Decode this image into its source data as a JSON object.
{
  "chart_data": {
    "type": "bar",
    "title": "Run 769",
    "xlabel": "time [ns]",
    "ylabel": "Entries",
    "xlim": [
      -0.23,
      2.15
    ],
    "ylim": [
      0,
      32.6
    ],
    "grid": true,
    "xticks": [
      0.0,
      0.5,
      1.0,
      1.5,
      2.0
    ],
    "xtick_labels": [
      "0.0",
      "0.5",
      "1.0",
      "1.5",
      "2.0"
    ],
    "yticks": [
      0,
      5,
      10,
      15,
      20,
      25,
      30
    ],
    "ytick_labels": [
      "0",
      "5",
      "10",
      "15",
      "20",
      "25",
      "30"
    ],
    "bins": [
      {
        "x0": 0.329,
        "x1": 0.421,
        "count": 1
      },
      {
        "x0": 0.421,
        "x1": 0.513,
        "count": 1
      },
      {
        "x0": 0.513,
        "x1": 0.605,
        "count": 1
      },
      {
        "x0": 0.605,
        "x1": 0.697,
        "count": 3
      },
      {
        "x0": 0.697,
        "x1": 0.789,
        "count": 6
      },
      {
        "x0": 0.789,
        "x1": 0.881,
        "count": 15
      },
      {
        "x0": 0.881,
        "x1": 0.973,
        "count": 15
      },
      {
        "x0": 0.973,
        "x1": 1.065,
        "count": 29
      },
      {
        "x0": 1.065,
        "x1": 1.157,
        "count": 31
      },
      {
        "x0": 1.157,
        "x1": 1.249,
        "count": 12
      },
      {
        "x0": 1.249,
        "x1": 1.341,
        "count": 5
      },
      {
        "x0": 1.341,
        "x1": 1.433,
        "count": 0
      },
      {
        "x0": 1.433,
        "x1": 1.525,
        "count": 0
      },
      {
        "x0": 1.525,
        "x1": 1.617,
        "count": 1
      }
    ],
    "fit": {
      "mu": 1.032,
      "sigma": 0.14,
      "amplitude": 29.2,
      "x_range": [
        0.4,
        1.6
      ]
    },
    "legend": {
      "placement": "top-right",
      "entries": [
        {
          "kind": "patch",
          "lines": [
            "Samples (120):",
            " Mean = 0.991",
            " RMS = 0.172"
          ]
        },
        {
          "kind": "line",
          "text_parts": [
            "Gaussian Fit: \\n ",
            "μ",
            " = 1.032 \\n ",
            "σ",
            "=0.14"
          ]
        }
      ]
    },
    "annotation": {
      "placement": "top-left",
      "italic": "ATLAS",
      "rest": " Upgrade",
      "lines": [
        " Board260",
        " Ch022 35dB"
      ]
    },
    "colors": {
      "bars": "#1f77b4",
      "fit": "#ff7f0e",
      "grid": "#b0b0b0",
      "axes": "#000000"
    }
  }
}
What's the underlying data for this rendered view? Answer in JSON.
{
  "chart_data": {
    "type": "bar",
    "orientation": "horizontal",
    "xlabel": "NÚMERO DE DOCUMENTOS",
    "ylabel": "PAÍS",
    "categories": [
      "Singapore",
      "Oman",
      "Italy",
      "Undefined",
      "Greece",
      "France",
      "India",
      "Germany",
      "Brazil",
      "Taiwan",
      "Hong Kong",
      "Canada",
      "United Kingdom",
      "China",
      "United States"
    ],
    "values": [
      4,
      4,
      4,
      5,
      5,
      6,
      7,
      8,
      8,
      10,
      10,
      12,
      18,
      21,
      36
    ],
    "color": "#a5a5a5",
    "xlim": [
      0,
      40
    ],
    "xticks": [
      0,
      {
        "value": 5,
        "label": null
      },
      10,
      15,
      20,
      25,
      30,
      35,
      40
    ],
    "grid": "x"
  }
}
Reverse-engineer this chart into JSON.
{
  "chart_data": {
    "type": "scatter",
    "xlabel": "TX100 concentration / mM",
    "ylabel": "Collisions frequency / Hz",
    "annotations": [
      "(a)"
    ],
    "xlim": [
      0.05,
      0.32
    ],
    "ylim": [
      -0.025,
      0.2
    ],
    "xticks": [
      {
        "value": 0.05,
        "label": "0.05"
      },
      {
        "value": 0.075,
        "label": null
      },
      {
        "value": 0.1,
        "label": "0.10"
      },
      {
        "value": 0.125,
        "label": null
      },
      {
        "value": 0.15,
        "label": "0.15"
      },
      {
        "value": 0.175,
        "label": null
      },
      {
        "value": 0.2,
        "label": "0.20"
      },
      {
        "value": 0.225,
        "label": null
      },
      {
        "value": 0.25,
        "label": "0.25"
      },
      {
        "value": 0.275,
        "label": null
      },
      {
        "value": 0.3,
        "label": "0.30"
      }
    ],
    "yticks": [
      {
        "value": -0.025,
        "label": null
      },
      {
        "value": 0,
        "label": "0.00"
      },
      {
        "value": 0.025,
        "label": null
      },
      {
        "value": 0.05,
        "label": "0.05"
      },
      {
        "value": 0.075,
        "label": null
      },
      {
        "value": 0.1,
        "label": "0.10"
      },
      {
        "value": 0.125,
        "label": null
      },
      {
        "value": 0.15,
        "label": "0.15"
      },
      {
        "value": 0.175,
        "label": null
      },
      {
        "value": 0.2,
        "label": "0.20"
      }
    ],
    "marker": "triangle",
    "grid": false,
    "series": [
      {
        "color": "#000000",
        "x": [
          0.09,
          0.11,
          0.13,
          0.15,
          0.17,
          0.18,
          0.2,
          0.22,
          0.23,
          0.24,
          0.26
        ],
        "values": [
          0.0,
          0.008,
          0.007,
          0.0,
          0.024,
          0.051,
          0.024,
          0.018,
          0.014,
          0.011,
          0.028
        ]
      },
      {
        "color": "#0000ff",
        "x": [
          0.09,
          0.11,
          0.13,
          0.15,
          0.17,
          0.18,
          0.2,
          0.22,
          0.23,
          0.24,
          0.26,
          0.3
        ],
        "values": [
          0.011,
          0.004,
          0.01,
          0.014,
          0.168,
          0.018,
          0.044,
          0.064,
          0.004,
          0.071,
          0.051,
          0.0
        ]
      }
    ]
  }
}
-=-=-
▶ _Task description_
Your task is to print the whole listing again exactly.

▶ _Reply_
Decode this image into its source data as a JSON object.
{
  "chart_data": {
    "type": "bar",
    "title": "Run 769",
    "xlabel": "time [ns]",
    "ylabel": "Entries",
    "xlim": [
      -0.23,
      2.15
    ],
    "ylim": [
      0,
      32.6
    ],
    "grid": true,
    "xticks": [
      0.0,
      0.5,
      1.0,
      1.5,
      2.0
    ],
    "xtick_labels": [
      "0.0",
      "0.5",
      "1.0",
      "1.5",
      "2.0"
    ],
    "yticks": [
      0,
      5,
      10,
      15,
      20,
      25,
      30
    ],
    "ytick_labels": [
      "0",
      "5",
      "10",
      "15",
      "20",
      "25",
      "30"
    ],
    "bins": [
      {
        "x0": 0.329,
        "x1": 0.421,
        "count": 1
      },
      {
        "x0": 0.421,
        "x1": 0.513,
        "count": 1
      },
      {
        "x0": 0.513,
        "x1": 0.605,
        "count": 1
      },
      {
        "x0": 0.605,
        "x1": 0.697,
        "count": 3
      },
      {
        "x0": 0.697,
        "x1": 0.789,
        "count": 6
      },
      {
        "x0": 0.789,
        "x1": 0.881,
        "count": 15
      },
      {
        "x0": 0.881,
        "x1": 0.973,
        "count": 15
      },
      {
        "x0": 0.973,
        "x1": 1.065,
        "count": 29
      },
      {
        "x0": 1.065,
        "x1": 1.157,
        "count": 31
      },
      {
        "x0": 1.157,
        "x1": 1.249,
        "count": 12
      },
      {
        "x0": 1.249,
        "x1": 1.341,
        "count": 5
      },
      {
        "x0": 1.341,
        "x1": 1.433,
        "count": 0
      },
      {
        "x0": 1.433,
        "x1": 1.525,
        "count": 0
      },
      {
        "x0": 1.525,
        "x1": 1.617,
        "count": 1
      }
    ],
    "fit": {
      "mu": 1.032,
      "sigma": 0.14,
      "amplitude": 29.2,
      "x_range": [
        0.4,
        1.6
      ]
    },
    "legend": {
      "placement": "top-right",
      "entries": [
        {
          "kind": "patch",
          "lines": [
            "Samples (120):",
            " Mean = 0.991",
            " RMS = 0.172"
          ]
        },
        {
          "kind": "line",
          "text_parts": [
            "Gaussian Fit: \\n ",
            "μ",
            " = 1.032 \\n ",
            "σ",
            "=0.14"
          ]
        }
      ]
    },
    "annotation": {
      "placement": "top-left",
      "italic": "ATLAS",
      "rest": " Upgrade",
      "lines": [
        " Board260",
        " Ch022 35dB"
      ]
    },
    "colors": {
      "bars": "#1f77b4",
      "fit": "#ff7f0e",
      "grid": "#b0b0b0",
      "axes": "#000000"
    }
  }
}
What's the underlying data for this rendered view? Answer in JSON.
{
  "chart_data": {
    "type": "bar",
    "orientation": "horizontal",
    "xlabel": "NÚMERO DE DOCUMENTOS",
    "ylabel": "PAÍS",
    "categories": [
      "Singapore",
      "Oman",
      "Italy",
      "Undefined",
      "Greece",
      "France",
      "India",
      "Germany",
      "Brazil",
      "Taiwan",
      "Hong Kong",
      "Canada",
      "United Kingdom",
      "China",
      "United States"
    ],
    "values": [
      4,
      4,
      4,
      5,
      5,
      6,
      7,
      8,
      8,
      10,
      10,
      12,
      18,
      21,
      36
    ],
    "color": "#a5a5a5",
    "xlim": [
      0,
      40
    ],
    "xticks": [
      0,
      {
        "value": 5,
        "label": null
      },
      10,
      15,
      20,
      25,
      30,
      35,
      40
    ],
    "grid": "x"
  }
}
Reverse-engineer this chart into JSON.
{
  "chart_data": {
    "type": "scatter",
    "xlabel": "TX100 concentration / mM",
    "ylabel": "Collisions frequency / Hz",
    "annotations": [
      "(a)"
    ],
    "xlim": [
      0.05,
      0.32
    ],
    "ylim": [
      -0.025,
      0.2
    ],
    "xticks": [
      {
        "value": 0.05,
        "label": "0.05"
      },
      {
        "value": 0.075,
        "label": null
      },
      {
        "value": 0.1,
        "label": "0.10"
      },
      {
        "value": 0.125,
        "label": null
      },
      {
        "value": 0.15,
        "label": "0.15"
      },
      {
        "value": 0.175,
        "label": null
      },
      {
        "value": 0.2,
        "label": "0.20"
      },
      {
        "value": 0.225,
        "label": null
      },
      {
        "value": 0.25,
        "label": "0.25"
      },
      {
        "value": 0.275,
        "label": null
      },
      {
        "value": 0.3,
        "label": "0.30"
      }
    ],
    "yticks": [
      {
        "value": -0.025,
        "label": null
      },
      {
        "value": 0,
        "label": "0.00"
      },
      {
        "value": 0.025,
        "label": null
      },
      {
        "value": 0.05,
        "label": "0.05"
      },
      {
        "value": 0.075,
        "label": null
      },
      {
        "value": 0.1,
        "label": "0.10"
      },
      {
        "value": 0.125,
        "label": null
      },
      {
        "value": 0.15,
        "label": "0.15"
      },
      {
        "value": 0.175,
        "label": null
      },
      {
        "value": 0.2,
        "label": "0.20"
      }
    ],
    "marker": "triangle",
    "grid": false,
    "series": [
      {
        "color": "#000000",
        "x": [
          0.09,
          0.11,
          0.13,
          0.15,
          0.17,
          0.18,
          0.2,
          0.22,
          0.23,
          0.24,
          0.26
        ],
        "values": [
          0.0,
          0.008,
          0.007,
          0.0,
          0.024,
          0.051,
          0.024,
          0.018,
          0.014,
          0.011,
          0.028
        ]
      },
      {
        "color": "#0000ff",
        "x": [
          0.09,
          0.11,
          0.13,
          0.15,
          0.17,
          0.18,
          0.2,
          0.22,
          0.23,
          0.24,
          0.26,
          0.3
        ],
        "values": [
          0.011,
          0.004,
          0.01,
          0.014,
          0.168,
          0.018,
          0.044,
          0.064,
          0.004,
          0.071,
          0.051,
          0.0
        ]
      }
    ]
  }
}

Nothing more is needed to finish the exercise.